GIVEN PROBLEM 1: Translate this sentence from the text on the 1889 baseball dispute into Spanish: "It stands to-day, as it has stood during that period, sponsor for the honesty and integrity of Base Ball."
GIVEN PROBLEM 2: Reproduce word for word the stretch of the text on the 1889 baseball dispute from "It is to this" through "in its ranks.".

SOURCE DOCUMENT:
"""

Then, upon their final refusal to meet us we began organizing for ourselves, and are in shape to go ahead next year under new management and new auspices. We believe that it is possible to conduct our national game upon lines which will not infringe upon individual and natural rights. We ask to be judged solely by our work, and believing that the game can be played more fairly and its business conducted more intelligently under a plan which excludes everything arbitrary and un-American, we look forward with confidence to the support of the public and the future of the national game.

The National Brotherhood of Ball Players.

The revolutionary manifesto promulgated by the National Brotherhood of Base Ball Players, under date of November 4th, 1889, was answered by the National League, under date of November 21st, 1889, as follows:

TO THE PUBLIC.

The National League of Base Ball Clubs has no apology to make for its existence, or for its untarnished record of fourteen years.

It stands to-day, as it has stood during that period, sponsor for the honesty and integrity of Base Ball.

It is to this organization that the player of to-day owes the dignity of his profession and the munificent salary he is guaranteed while playing in its ranks.

The good name of this League has been assailed, its motives impugned and its integrity questioned by some of the very men whom it has most benefited.

"""

DATA:
"""

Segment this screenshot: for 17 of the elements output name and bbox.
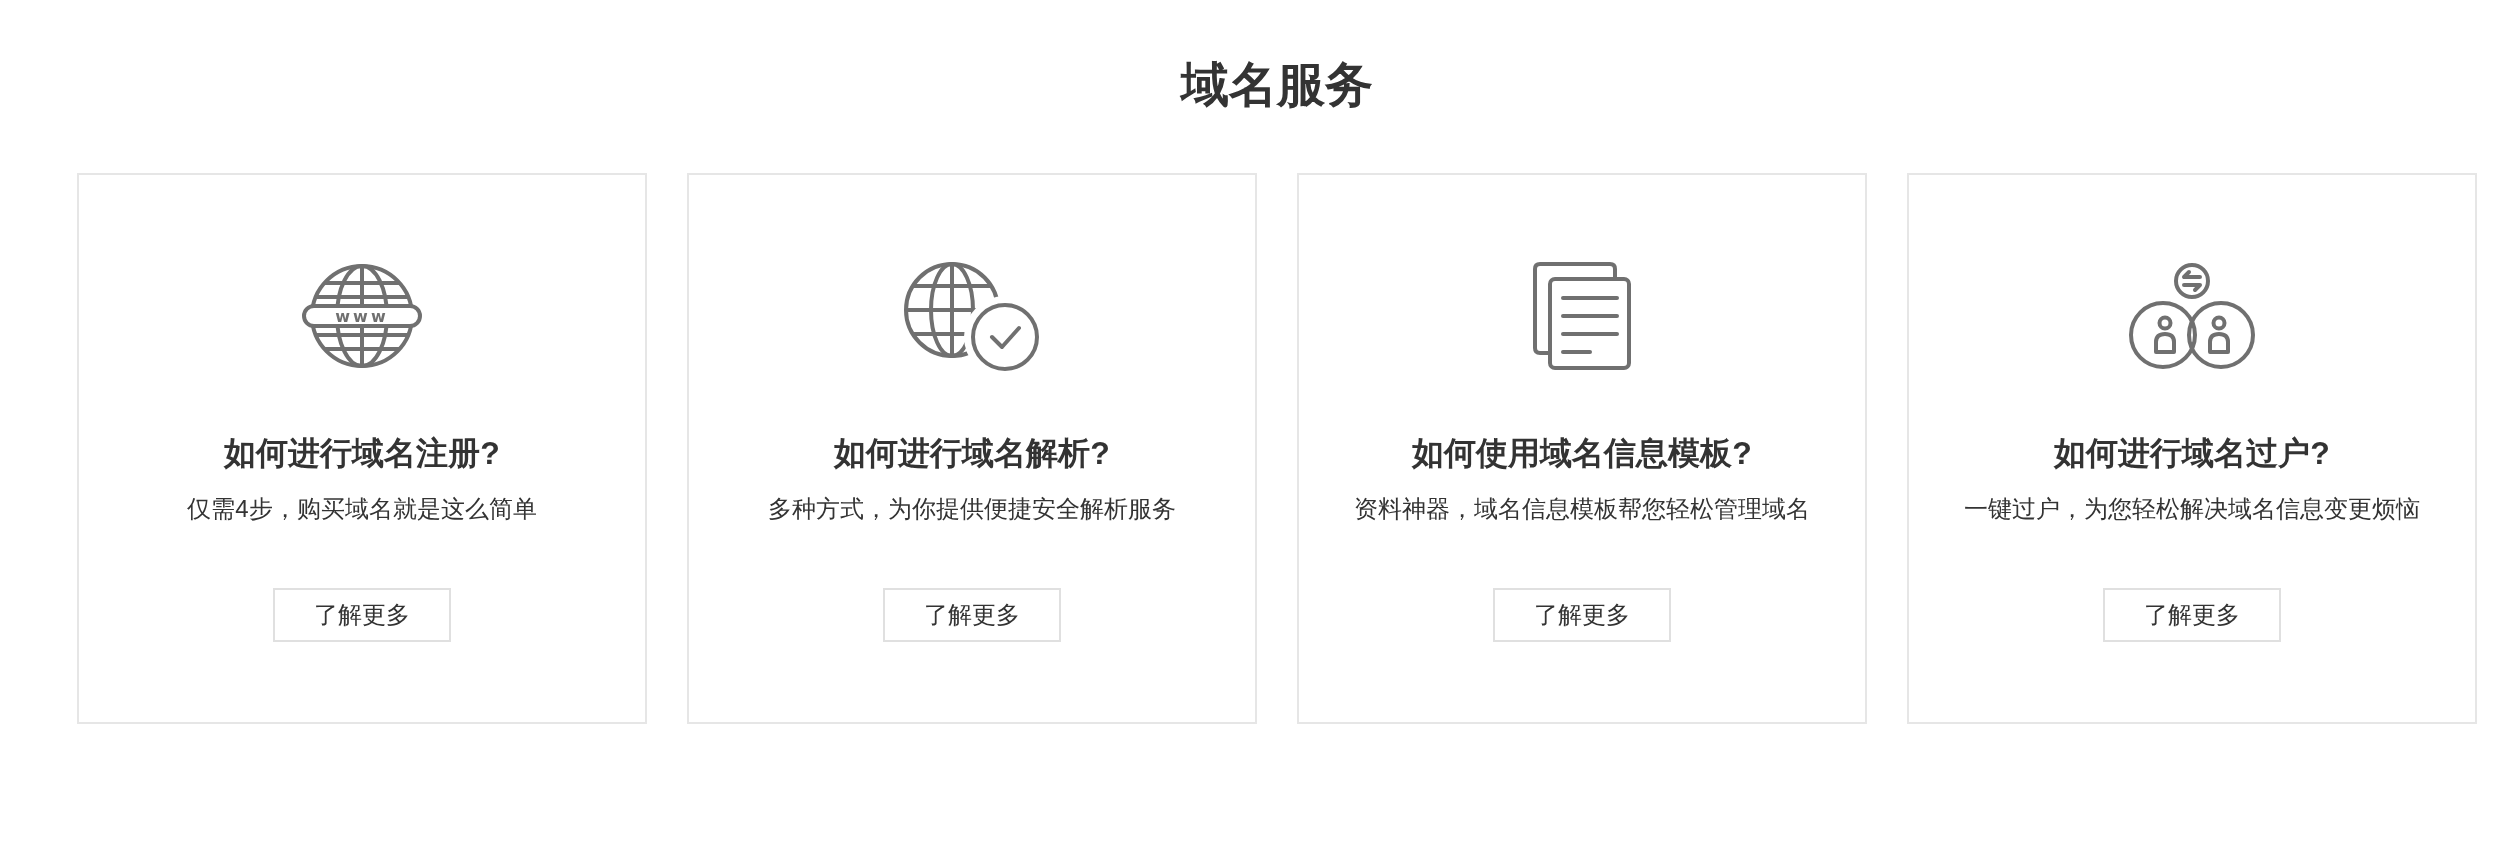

"""

PROBLEM SOLUTION 1: Se mantiene hoy, como se ha mantenido durante ese período, como garante de la honestidad y la integridad del béisbol.

PROBLEM SOLUTION 2:
It is to this organization that the player of to-day owes the dignity of his profession and the munificent salary he is guaranteed while playing in its ranks.